Given request 1:
In the text on pruning vision-language models, which kind of pruning does better than layerwise pruning when resources are limited?
Given request 2:
Transcribe the text on pruning vision-language models from "Structured pruning of" down to "it could break.".

Text:

* Begin *

Structured pruning of vision-language models allows recovery of over 95 percent performance with only 5 percent of the original training data.

A machine-rendered reading of the paper's core claim, the machinery that carries it, and where it could break.

This paper examines how to compress large vision-language models by pruning their language model backbones in a structured way, either by removing layers or reducing widths, and then recovering performance through lightweight training. The authors test combinations of supervised fine-tuning and knowledge distillation using logits and hidden states, and find that effective recovery is possible even when using just a small portion of the available data. A key finding is that widthwise pruning performs better than layerwise pruning when resources are limited. This matters because it provides a practical path to deploy powerful multimodal models on devices with constrained memory and compute without needing to retrain from scratch or access massive datasets.

* End *

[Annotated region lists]
* Begin *

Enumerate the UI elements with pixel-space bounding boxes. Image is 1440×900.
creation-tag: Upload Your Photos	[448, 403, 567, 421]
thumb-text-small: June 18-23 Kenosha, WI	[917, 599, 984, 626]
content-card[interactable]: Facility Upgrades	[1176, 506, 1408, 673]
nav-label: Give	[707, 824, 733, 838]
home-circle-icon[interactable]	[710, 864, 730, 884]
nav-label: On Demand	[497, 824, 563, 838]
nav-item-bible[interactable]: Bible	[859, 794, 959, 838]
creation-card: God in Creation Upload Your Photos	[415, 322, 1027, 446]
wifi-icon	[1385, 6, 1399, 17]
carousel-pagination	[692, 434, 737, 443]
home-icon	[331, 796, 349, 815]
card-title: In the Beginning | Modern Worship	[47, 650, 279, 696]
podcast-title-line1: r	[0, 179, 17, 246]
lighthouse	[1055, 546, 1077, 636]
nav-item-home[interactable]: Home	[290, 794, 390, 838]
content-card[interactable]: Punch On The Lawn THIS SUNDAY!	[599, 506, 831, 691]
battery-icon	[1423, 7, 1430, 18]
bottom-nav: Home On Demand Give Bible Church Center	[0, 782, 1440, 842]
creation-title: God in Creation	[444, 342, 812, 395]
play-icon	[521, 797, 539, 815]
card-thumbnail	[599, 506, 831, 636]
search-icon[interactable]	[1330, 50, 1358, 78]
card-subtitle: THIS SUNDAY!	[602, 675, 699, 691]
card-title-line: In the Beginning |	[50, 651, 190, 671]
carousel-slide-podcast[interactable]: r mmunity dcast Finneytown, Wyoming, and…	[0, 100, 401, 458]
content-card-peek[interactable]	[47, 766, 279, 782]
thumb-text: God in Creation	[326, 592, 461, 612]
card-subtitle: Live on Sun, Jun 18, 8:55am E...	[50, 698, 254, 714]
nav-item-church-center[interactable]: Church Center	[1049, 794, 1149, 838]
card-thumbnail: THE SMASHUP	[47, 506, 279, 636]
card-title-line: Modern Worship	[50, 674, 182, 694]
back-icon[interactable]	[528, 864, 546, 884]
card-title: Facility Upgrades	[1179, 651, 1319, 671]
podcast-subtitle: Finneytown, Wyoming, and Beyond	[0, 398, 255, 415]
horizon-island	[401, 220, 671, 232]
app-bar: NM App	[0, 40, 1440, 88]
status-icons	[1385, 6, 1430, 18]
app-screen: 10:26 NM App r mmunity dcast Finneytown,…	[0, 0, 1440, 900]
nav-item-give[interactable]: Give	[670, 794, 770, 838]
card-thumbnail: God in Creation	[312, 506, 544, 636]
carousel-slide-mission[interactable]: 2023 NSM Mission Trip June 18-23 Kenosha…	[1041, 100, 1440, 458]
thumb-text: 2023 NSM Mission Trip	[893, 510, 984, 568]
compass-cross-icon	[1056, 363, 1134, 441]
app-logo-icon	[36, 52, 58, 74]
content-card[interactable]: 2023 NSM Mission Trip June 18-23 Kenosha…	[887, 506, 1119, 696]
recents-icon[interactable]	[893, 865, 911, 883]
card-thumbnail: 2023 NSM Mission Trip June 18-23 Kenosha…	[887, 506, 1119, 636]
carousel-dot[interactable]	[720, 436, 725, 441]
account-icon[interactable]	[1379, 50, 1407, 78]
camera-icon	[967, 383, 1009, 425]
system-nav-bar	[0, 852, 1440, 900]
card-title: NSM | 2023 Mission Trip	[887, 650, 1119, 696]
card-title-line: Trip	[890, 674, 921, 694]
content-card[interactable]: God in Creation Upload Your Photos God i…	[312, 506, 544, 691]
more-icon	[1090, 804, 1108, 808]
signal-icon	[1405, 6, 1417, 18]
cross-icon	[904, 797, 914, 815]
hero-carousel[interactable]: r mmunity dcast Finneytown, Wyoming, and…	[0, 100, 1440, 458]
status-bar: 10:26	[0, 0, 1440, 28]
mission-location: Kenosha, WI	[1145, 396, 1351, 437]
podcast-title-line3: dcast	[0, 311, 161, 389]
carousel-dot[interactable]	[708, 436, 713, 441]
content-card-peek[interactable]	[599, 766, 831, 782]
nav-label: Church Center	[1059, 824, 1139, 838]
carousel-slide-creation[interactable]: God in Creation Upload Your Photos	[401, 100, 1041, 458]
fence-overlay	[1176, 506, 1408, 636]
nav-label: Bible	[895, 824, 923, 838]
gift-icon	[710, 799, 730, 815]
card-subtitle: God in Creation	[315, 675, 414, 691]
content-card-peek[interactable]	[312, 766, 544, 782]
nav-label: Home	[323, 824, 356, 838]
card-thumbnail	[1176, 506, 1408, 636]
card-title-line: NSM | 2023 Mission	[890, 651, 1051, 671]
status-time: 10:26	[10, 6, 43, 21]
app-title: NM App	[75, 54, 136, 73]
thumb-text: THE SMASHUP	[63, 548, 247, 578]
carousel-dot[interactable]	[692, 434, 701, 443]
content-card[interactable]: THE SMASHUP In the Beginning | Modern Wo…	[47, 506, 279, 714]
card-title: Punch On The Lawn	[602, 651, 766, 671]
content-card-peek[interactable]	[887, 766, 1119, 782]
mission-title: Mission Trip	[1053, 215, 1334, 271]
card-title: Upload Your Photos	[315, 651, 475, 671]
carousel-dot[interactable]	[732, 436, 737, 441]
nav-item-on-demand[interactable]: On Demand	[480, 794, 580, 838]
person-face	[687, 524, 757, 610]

* End *

Correct answer 1:
Widthwise pruning

Correct answer 2:
Structured pruning of vision-language models allows recovery of over 95 percent performance with only 5 percent of the original training data.

A machine-rendered reading of the paper's core claim, the machinery that carries it, and where it could break.